(Collection entries)
——————————

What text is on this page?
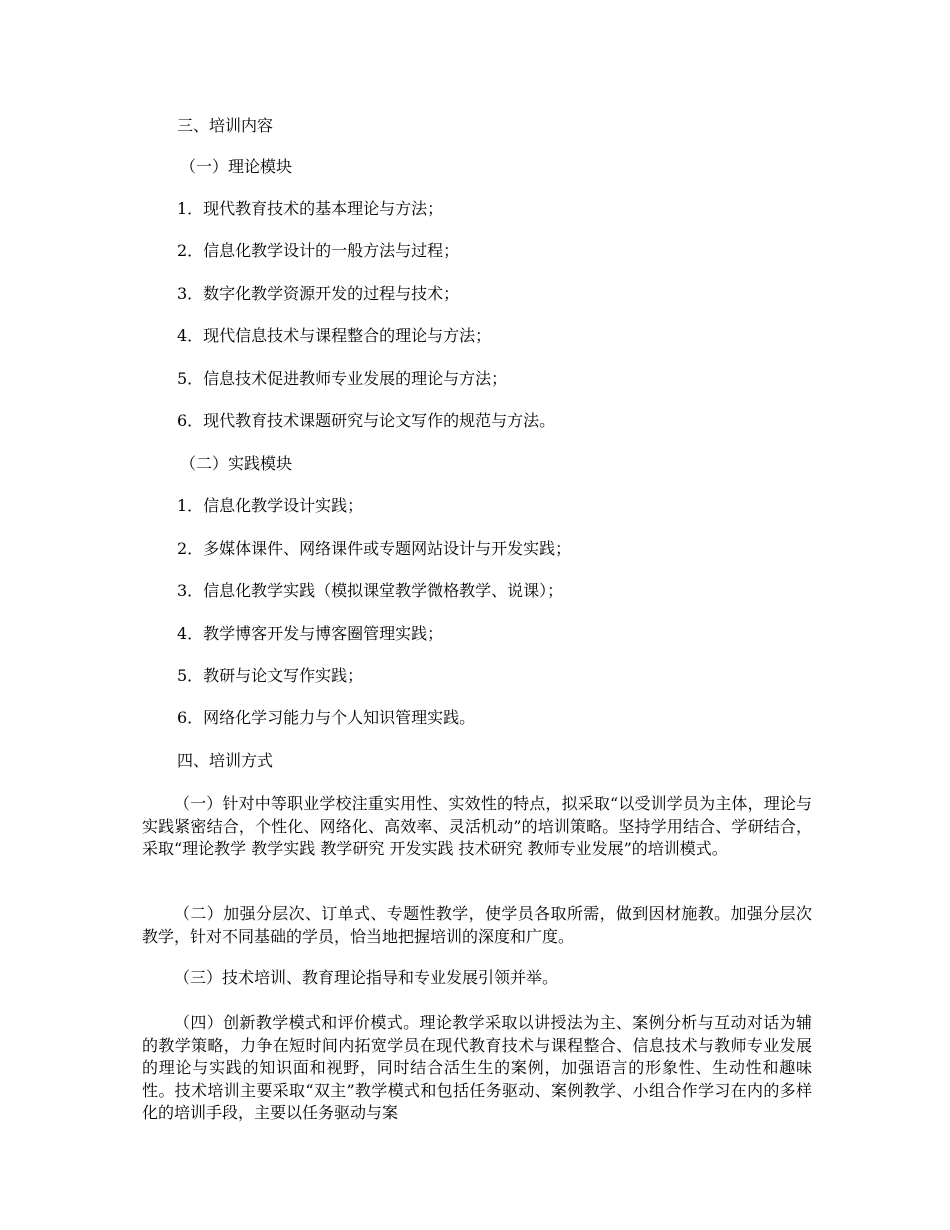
三、培训内容
（一）理论模块
1．现代教育技术的基本理论与方法；
2．信息化教学设计的一般方法与过程；
3．数字化教学资源开发的过程与技术；
4．现代信息技术与课程整合的理论与方法；
5．信息技术促进教师专业发展的理论与方法；
6．现代教育技术课题研究与论文写作的规范与方法。
（二）实践模块
1．信息化教学设计实践；
2．多媒体课件、网络课件或专题网站设计与开发实践；
3．信息化教学实践（模拟课堂教学微格教学、说课）；
4．教学博客开发与博客圈管理实践；
5．教研与论文写作实践；
6．网络化学习能力与个人知识管理实践。
四、培训方式
（一）针对中等职业学校注重实用性、实效性的特点，拟采取“以受训学员为主体，理论与实践紧密结合，个性化、网络化、高效率、灵活机动”的培训策略。坚持学用结合、学研结合，采取“理论教学 教学实践 教学研究 开发实践 技术研究 教师专业发展”的培训模式。
（二）加强分层次、订单式、专题性教学，使学员各取所需，做到因材施教。加强分层次教学，针对不同基础的学员，恰当地把握培训的深度和广度。
（三）技术培训、教育理论指导和专业发展引领并举。
（四）创新教学模式和评价模式。理论教学采取以讲授法为主、案例分析与互动对话为辅的教学策略，力争在短时间内拓宽学员在现代教育技术与课程整合、信息技术与教师专业发展的理论与实践的知识面和视野，同时结合活生生的案例，加强语言的形象性、生动性和趣味性。技术培训主要采取“双主”教学模式和包括任务驱动、案例教学、小组合作学习在内的多样化的培训手段，主要以任务驱动与案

——————————

**EXERCISE**
All the material shown above is to be copied exactly, with no pictures carried over.

**RESULT OF THE EXERCISE**
What text is on this page?
三、培训内容
（一）理论模块
1．现代教育技术的基本理论与方法；
2．信息化教学设计的一般方法与过程；
3．数字化教学资源开发的过程与技术；
4．现代信息技术与课程整合的理论与方法；
5．信息技术促进教师专业发展的理论与方法；
6．现代教育技术课题研究与论文写作的规范与方法。
（二）实践模块
1．信息化教学设计实践；
2．多媒体课件、网络课件或专题网站设计与开发实践；
3．信息化教学实践（模拟课堂教学微格教学、说课）；
4．教学博客开发与博客圈管理实践；
5．教研与论文写作实践；
6．网络化学习能力与个人知识管理实践。
四、培训方式
（一）针对中等职业学校注重实用性、实效性的特点，拟采取“以受训学员为主体，理论与实践紧密结合，个性化、网络化、高效率、灵活机动”的培训策略。坚持学用结合、学研结合，采取“理论教学 教学实践 教学研究 开发实践 技术研究 教师专业发展”的培训模式。
（二）加强分层次、订单式、专题性教学，使学员各取所需，做到因材施教。加强分层次教学，针对不同基础的学员，恰当地把握培训的深度和广度。
（三）技术培训、教育理论指导和专业发展引领并举。
（四）创新教学模式和评价模式。理论教学采取以讲授法为主、案例分析与互动对话为辅的教学策略，力争在短时间内拓宽学员在现代教育技术与课程整合、信息技术与教师专业发展的理论与实践的知识面和视野，同时结合活生生的案例，加强语言的形象性、生动性和趣味性。技术培训主要采取“双主”教学模式和包括任务驱动、案例教学、小组合作学习在内的多样化的培训手段，主要以任务驱动与案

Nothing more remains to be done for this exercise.